**Exercise instructions**
Determine the number of lines in the data that include the word "γίνεται", and write only that number.

(Extracted data entries)
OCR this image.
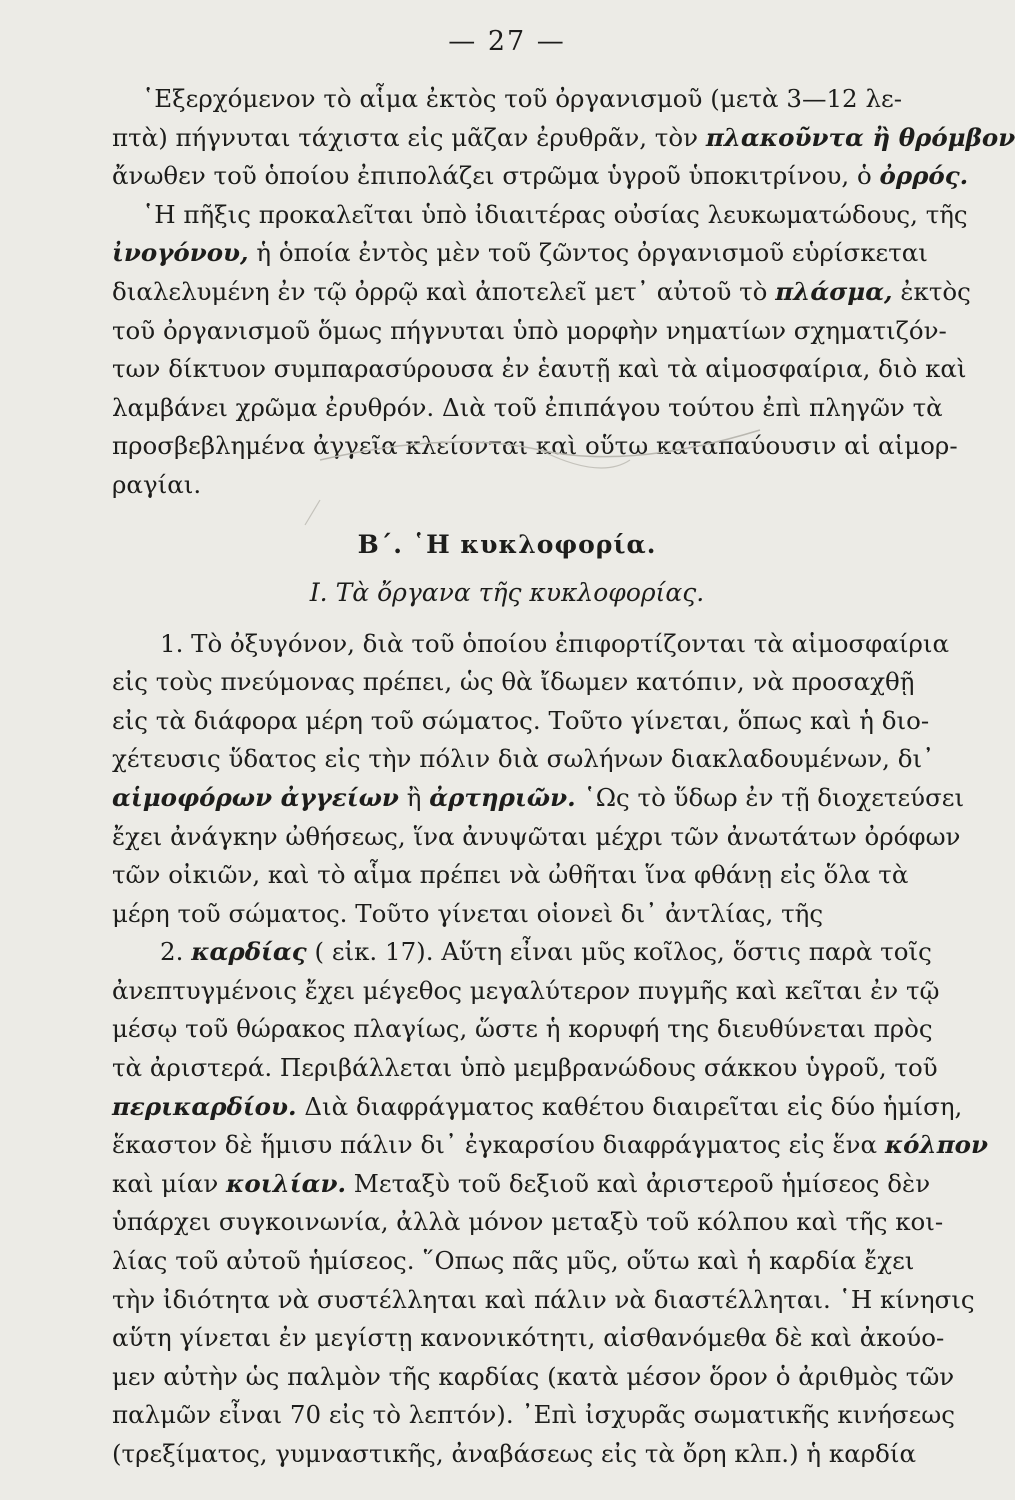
— 27 —
῾Εξερχόμενον τὸ αἷμα ἐκτὸς τοῦ ὀργανισμοῦ (μετὰ 3—12 λε-
πτὰ) πήγνυται τάχιστα εἰς μᾶζαν ἐρυθρᾶν, τὸν πλακοῦντα ἢ θρόμβον
ἄνωθεν τοῦ ὁποίου ἐπιπολάζει στρῶμα ὑγροῦ ὑποκιτρίνου, ὁ ὀρρός.
῾Η πῆξις προκαλεῖται ὑπὸ ἰδιαιτέρας οὐσίας λευκωματώδους, τῆς
ἰνογόνου, ἡ ὁποία ἐντὸς μὲν τοῦ ζῶντος ὀργανισμοῦ εὑρίσκεται
διαλελυμένη ἐν τῷ ὀρρῷ καὶ ἀποτελεῖ μετ᾽ αὐτοῦ τὸ πλάσμα, ἐκτὸς
τοῦ ὀργανισμοῦ ὅμως πήγνυται ὑπὸ μορφὴν νηματίων σχηματιζόν-
των δίκτυον συμπαρασύρουσα ἐν ἑαυτῇ καὶ τὰ αἱμοσφαίρια, διὸ καὶ
λαμβάνει χρῶμα ἐρυθρόν. Διὰ τοῦ ἐπιπάγου τούτου ἐπὶ πληγῶν τὰ
προσβεβλημένα ἀγγεῖα κλείονται καὶ οὕτω καταπαύουσιν αἱ αἱμορ-
ραγίαι.
Β΄. ῾Η κυκλοφορία.
Ι. Τὰ ὄργανα τῆς κυκλοφορίας.
1. Τὸ ὀξυγόνον, διὰ τοῦ ὁποίου ἐπιφορτίζονται τὰ αἱμοσφαίρια
εἰς τοὺς πνεύμονας πρέπει, ὡς θὰ ἴδωμεν κατόπιν, νὰ προσαχθῇ
εἰς τὰ διάφορα μέρη τοῦ σώματος. Τοῦτο γίνεται, ὅπως καὶ ἡ διο-
χέτευσις ὕδατος εἰς τὴν πόλιν διὰ σωλήνων διακλαδουμένων, δι᾽
αἱμοφόρων ἀγγείων ἢ ἀρτηριῶν. ῾Ως τὸ ὕδωρ ἐν τῇ διοχετεύσει
ἔχει ἀνάγκην ὠθήσεως, ἵνα ἀνυψῶται μέχρι τῶν ἀνωτάτων ὀρόφων
τῶν οἰκιῶν, καὶ τὸ αἷμα πρέπει νὰ ὠθῆται ἵνα φθάνῃ εἰς ὅλα τὰ
μέρη τοῦ σώματος. Τοῦτο γίνεται οἱονεὶ δι᾽ ἀντλίας, τῆς
2. καρδίας ( εἰκ. 17). Αὕτη εἶναι μῦς κοῖλος, ὅστις παρὰ τοῖς
ἀνεπτυγμένοις ἔχει μέγεθος μεγαλύτερον πυγμῆς καὶ κεῖται ἐν τῷ
μέσῳ τοῦ θώρακος πλαγίως, ὥστε ἡ κορυφή της διευθύνεται πρὸς
τὰ ἀριστερά. Περιβάλλεται ὑπὸ μεμβρανώδους σάκκου ὑγροῦ, τοῦ
περικαρδίου. Διὰ διαφράγματος καθέτου διαιρεῖται εἰς δύο ἡμίση,
ἕκαστον δὲ ἥμισυ πάλιν δι᾽ ἐγκαρσίου διαφράγματος εἰς ἕνα κόλπον
καὶ μίαν κοιλίαν. Μεταξὺ τοῦ δεξιοῦ καὶ ἀριστεροῦ ἡμίσεος δὲν
ὑπάρχει συγκοινωνία, ἀλλὰ μόνον μεταξὺ τοῦ κόλπου καὶ τῆς κοι-
λίας τοῦ αὐτοῦ ἡμίσεος. ῞Οπως πᾶς μῦς, οὕτω καὶ ἡ καρδία ἔχει
τὴν ἰδιότητα νὰ συστέλληται καὶ πάλιν νὰ διαστέλληται. ῾Η κίνησις
αὕτη γίνεται ἐν μεγίστῃ κανονικότητι, αἰσθανόμεθα δὲ καὶ ἀκούο-
μεν αὐτὴν ὡς παλμὸν τῆς καρδίας (κατὰ μέσον ὅρον ὁ ἀριθμὸς τῶν
παλμῶν εἶναι 70 εἰς τὸ λεπτόν). ᾿Επὶ ἰσχυρᾶς σωματικῆς κινήσεως
(τρεξίματος, γυμναστικῆς, ἀναβάσεως εἰς τὰ ὄρη κλπ.) ἡ καρδία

**Final result**
3